::: Material provided :::
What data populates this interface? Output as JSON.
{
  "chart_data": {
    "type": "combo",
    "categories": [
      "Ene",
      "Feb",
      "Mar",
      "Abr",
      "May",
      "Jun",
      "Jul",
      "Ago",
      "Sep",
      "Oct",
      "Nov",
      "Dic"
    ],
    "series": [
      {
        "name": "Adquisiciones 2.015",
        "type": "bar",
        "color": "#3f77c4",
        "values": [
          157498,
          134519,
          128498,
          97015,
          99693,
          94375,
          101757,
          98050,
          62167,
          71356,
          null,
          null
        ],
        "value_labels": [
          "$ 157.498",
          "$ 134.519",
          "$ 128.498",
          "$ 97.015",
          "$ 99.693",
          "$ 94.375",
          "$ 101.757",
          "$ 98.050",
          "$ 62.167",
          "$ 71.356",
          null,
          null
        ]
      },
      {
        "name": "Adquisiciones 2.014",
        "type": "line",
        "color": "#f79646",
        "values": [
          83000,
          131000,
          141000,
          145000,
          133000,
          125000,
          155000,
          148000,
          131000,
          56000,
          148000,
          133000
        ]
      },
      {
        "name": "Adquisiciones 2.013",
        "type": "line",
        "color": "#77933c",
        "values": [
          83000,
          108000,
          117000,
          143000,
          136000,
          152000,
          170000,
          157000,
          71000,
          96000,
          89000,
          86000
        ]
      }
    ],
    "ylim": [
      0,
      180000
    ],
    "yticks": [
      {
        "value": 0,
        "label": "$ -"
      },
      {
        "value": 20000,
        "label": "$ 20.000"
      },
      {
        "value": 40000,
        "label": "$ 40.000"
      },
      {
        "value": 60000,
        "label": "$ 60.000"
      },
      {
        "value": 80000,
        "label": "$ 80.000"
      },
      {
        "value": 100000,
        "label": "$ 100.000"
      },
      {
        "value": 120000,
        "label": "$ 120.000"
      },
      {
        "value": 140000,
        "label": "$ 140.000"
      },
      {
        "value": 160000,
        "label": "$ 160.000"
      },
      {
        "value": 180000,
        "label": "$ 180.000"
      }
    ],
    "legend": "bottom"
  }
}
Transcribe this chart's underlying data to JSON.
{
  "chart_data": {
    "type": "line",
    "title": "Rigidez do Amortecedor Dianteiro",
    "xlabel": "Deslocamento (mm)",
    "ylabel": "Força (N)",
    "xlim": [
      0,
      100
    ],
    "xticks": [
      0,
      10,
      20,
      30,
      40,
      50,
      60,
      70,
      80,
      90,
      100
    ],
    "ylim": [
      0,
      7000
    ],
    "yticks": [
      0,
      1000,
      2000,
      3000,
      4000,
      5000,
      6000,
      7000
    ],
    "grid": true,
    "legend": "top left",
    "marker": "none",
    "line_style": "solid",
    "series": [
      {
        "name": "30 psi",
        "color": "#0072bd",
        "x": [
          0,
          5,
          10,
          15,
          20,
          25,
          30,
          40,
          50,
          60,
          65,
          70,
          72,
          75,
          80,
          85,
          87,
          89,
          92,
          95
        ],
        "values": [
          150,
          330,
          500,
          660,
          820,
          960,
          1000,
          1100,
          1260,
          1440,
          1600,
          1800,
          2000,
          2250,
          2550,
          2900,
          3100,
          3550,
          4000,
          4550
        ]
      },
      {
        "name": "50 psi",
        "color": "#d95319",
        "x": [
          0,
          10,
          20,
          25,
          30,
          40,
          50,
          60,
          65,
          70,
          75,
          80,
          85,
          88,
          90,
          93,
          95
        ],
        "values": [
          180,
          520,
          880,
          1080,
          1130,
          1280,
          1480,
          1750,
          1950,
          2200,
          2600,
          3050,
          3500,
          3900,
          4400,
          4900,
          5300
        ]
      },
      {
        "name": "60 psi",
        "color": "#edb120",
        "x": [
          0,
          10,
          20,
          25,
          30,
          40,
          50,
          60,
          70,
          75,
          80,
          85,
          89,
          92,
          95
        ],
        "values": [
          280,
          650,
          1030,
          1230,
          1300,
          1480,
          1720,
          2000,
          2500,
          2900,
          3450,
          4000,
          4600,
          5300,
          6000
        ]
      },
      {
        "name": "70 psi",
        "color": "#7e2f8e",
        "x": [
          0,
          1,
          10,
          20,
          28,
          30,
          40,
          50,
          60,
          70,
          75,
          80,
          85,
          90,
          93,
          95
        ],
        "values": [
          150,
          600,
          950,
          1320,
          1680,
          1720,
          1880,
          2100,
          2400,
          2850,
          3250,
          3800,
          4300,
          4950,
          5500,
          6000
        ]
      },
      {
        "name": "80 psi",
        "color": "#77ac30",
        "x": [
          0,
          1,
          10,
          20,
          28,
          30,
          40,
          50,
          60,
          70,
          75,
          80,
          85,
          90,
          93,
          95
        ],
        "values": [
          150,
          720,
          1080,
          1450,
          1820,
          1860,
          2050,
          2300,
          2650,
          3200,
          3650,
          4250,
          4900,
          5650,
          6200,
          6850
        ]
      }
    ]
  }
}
:::
Please quote every record above exactly as it appears.

== The solution ==
What data populates this interface? Output as JSON.
{
  "chart_data": {
    "type": "combo",
    "categories": [
      "Ene",
      "Feb",
      "Mar",
      "Abr",
      "May",
      "Jun",
      "Jul",
      "Ago",
      "Sep",
      "Oct",
      "Nov",
      "Dic"
    ],
    "series": [
      {
        "name": "Adquisiciones 2.015",
        "type": "bar",
        "color": "#3f77c4",
        "values": [
          157498,
          134519,
          128498,
          97015,
          99693,
          94375,
          101757,
          98050,
          62167,
          71356,
          null,
          null
        ],
        "value_labels": [
          "$ 157.498",
          "$ 134.519",
          "$ 128.498",
          "$ 97.015",
          "$ 99.693",
          "$ 94.375",
          "$ 101.757",
          "$ 98.050",
          "$ 62.167",
          "$ 71.356",
          null,
          null
        ]
      },
      {
        "name": "Adquisiciones 2.014",
        "type": "line",
        "color": "#f79646",
        "values": [
          83000,
          131000,
          141000,
          145000,
          133000,
          125000,
          155000,
          148000,
          131000,
          56000,
          148000,
          133000
        ]
      },
      {
        "name": "Adquisiciones 2.013",
        "type": "line",
        "color": "#77933c",
        "values": [
          83000,
          108000,
          117000,
          143000,
          136000,
          152000,
          170000,
          157000,
          71000,
          96000,
          89000,
          86000
        ]
      }
    ],
    "ylim": [
      0,
      180000
    ],
    "yticks": [
      {
        "value": 0,
        "label": "$ -"
      },
      {
        "value": 20000,
        "label": "$ 20.000"
      },
      {
        "value": 40000,
        "label": "$ 40.000"
      },
      {
        "value": 60000,
        "label": "$ 60.000"
      },
      {
        "value": 80000,
        "label": "$ 80.000"
      },
      {
        "value": 100000,
        "label": "$ 100.000"
      },
      {
        "value": 120000,
        "label": "$ 120.000"
      },
      {
        "value": 140000,
        "label": "$ 140.000"
      },
      {
        "value": 160000,
        "label": "$ 160.000"
      },
      {
        "value": 180000,
        "label": "$ 180.000"
      }
    ],
    "legend": "bottom"
  }
}
Transcribe this chart's underlying data to JSON.
{
  "chart_data": {
    "type": "line",
    "title": "Rigidez do Amortecedor Dianteiro",
    "xlabel": "Deslocamento (mm)",
    "ylabel": "Força (N)",
    "xlim": [
      0,
      100
    ],
    "xticks": [
      0,
      10,
      20,
      30,
      40,
      50,
      60,
      70,
      80,
      90,
      100
    ],
    "ylim": [
      0,
      7000
    ],
    "yticks": [
      0,
      1000,
      2000,
      3000,
      4000,
      5000,
      6000,
      7000
    ],
    "grid": true,
    "legend": "top left",
    "marker": "none",
    "line_style": "solid",
    "series": [
      {
        "name": "30 psi",
        "color": "#0072bd",
        "x": [
          0,
          5,
          10,
          15,
          20,
          25,
          30,
          40,
          50,
          60,
          65,
          70,
          72,
          75,
          80,
          85,
          87,
          89,
          92,
          95
        ],
        "values": [
          150,
          330,
          500,
          660,
          820,
          960,
          1000,
          1100,
          1260,
          1440,
          1600,
          1800,
          2000,
          2250,
          2550,
          2900,
          3100,
          3550,
          4000,
          4550
        ]
      },
      {
        "name": "50 psi",
        "color": "#d95319",
        "x": [
          0,
          10,
          20,
          25,
          30,
          40,
          50,
          60,
          65,
          70,
          75,
          80,
          85,
          88,
          90,
          93,
          95
        ],
        "values": [
          180,
          520,
          880,
          1080,
          1130,
          1280,
          1480,
          1750,
          1950,
          2200,
          2600,
          3050,
          3500,
          3900,
          4400,
          4900,
          5300
        ]
      },
      {
        "name": "60 psi",
        "color": "#edb120",
        "x": [
          0,
          10,
          20,
          25,
          30,
          40,
          50,
          60,
          70,
          75,
          80,
          85,
          89,
          92,
          95
        ],
        "values": [
          280,
          650,
          1030,
          1230,
          1300,
          1480,
          1720,
          2000,
          2500,
          2900,
          3450,
          4000,
          4600,
          5300,
          6000
        ]
      },
      {
        "name": "70 psi",
        "color": "#7e2f8e",
        "x": [
          0,
          1,
          10,
          20,
          28,
          30,
          40,
          50,
          60,
          70,
          75,
          80,
          85,
          90,
          93,
          95
        ],
        "values": [
          150,
          600,
          950,
          1320,
          1680,
          1720,
          1880,
          2100,
          2400,
          2850,
          3250,
          3800,
          4300,
          4950,
          5500,
          6000
        ]
      },
      {
        "name": "80 psi",
        "color": "#77ac30",
        "x": [
          0,
          1,
          10,
          20,
          28,
          30,
          40,
          50,
          60,
          70,
          75,
          80,
          85,
          90,
          93,
          95
        ],
        "values": [
          150,
          720,
          1080,
          1450,
          1820,
          1860,
          2050,
          2300,
          2650,
          3200,
          3650,
          4250,
          4900,
          5650,
          6200,
          6850
        ]
      }
    ]
  }
}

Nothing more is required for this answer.